Description of the task: Make an exact copy of the data below, leaving out every picture.

Supplied data:
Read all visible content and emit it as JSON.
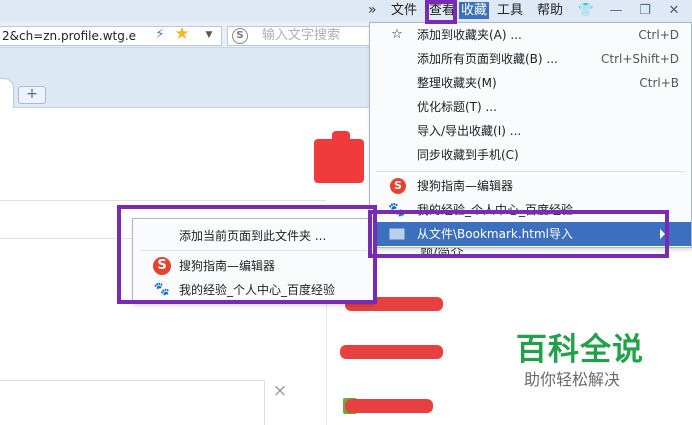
{
  "address": {
    "url": "2&ch=zn.profile.wtg.e",
    "bolt_icon": "bolt-icon",
    "star_icon": "star-icon"
  },
  "search": {
    "placeholder": "输入文字搜索",
    "engine_icon": "S"
  },
  "tabs": {
    "new_tab_label": "+"
  },
  "menubar": {
    "overflow": "»",
    "items": [
      {
        "label": "文件"
      },
      {
        "label": "查看"
      },
      {
        "label": "收藏"
      },
      {
        "label": "工具"
      },
      {
        "label": "帮助"
      }
    ],
    "active": "收藏",
    "icons": [
      "shirt-icon",
      "minimize-icon",
      "restore-icon",
      "close-icon"
    ]
  },
  "favorites_menu": {
    "items": [
      {
        "label": "添加到收藏夹(A) ...",
        "shortcut": "Ctrl+D",
        "icon": "☆"
      },
      {
        "label": "添加所有页面到收藏(B) ...",
        "shortcut": "Ctrl+Shift+D"
      },
      {
        "label": "整理收藏夹(M)",
        "shortcut": "Ctrl+B"
      },
      {
        "label": "优化标题(T) ..."
      },
      {
        "label": "导入/导出收藏(I) ..."
      },
      {
        "label": "同步收藏到手机(C)"
      },
      {
        "label": "搜狗指南—编辑器",
        "icon": "S"
      },
      {
        "label": "我的经验_个人中心_百度经验",
        "icon": "🐾"
      },
      {
        "label": "从文件\\Bookmark.html导入"
      }
    ]
  },
  "submenu": {
    "items": [
      {
        "label": "添加当前页面到此文件夹 ..."
      },
      {
        "label": "搜狗指南—编辑器",
        "icon": "S"
      },
      {
        "label": "我的经验_个人中心_百度经验",
        "icon": "🐾"
      }
    ]
  },
  "page": {
    "side_fragment": "题/简介",
    "close_glyph": "×"
  },
  "watermark": {
    "title": "百科全说",
    "subtitle": "助你轻松解决"
  },
  "colors": {
    "annotation": "#7a2bb5",
    "highlight": "#3c6fbd",
    "watermark": "#21a14a",
    "redact": "#e84040"
  }
}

Task response:
Read all visible content and emit it as JSON.
{
  "address": {
    "url": "2&ch=zn.profile.wtg.e",
    "bolt_icon": "bolt-icon",
    "star_icon": "star-icon"
  },
  "search": {
    "placeholder": "输入文字搜索",
    "engine_icon": "S"
  },
  "tabs": {
    "new_tab_label": "+"
  },
  "menubar": {
    "overflow": "»",
    "items": [
      {
        "label": "文件"
      },
      {
        "label": "查看"
      },
      {
        "label": "收藏"
      },
      {
        "label": "工具"
      },
      {
        "label": "帮助"
      }
    ],
    "active": "收藏",
    "icons": [
      "shirt-icon",
      "minimize-icon",
      "restore-icon",
      "close-icon"
    ]
  },
  "favorites_menu": {
    "items": [
      {
        "label": "添加到收藏夹(A) ...",
        "shortcut": "Ctrl+D",
        "icon": "☆"
      },
      {
        "label": "添加所有页面到收藏(B) ...",
        "shortcut": "Ctrl+Shift+D"
      },
      {
        "label": "整理收藏夹(M)",
        "shortcut": "Ctrl+B"
      },
      {
        "label": "优化标题(T) ..."
      },
      {
        "label": "导入/导出收藏(I) ..."
      },
      {
        "label": "同步收藏到手机(C)"
      },
      {
        "label": "搜狗指南—编辑器",
        "icon": "S"
      },
      {
        "label": "我的经验_个人中心_百度经验",
        "icon": "🐾"
      },
      {
        "label": "从文件\\Bookmark.html导入"
      }
    ]
  },
  "submenu": {
    "items": [
      {
        "label": "添加当前页面到此文件夹 ..."
      },
      {
        "label": "搜狗指南—编辑器",
        "icon": "S"
      },
      {
        "label": "我的经验_个人中心_百度经验",
        "icon": "🐾"
      }
    ]
  },
  "page": {
    "side_fragment": "题/简介",
    "close_glyph": "×"
  },
  "watermark": {
    "title": "百科全说",
    "subtitle": "助你轻松解决"
  },
  "colors": {
    "annotation": "#7a2bb5",
    "highlight": "#3c6fbd",
    "watermark": "#21a14a",
    "redact": "#e84040"
  }
}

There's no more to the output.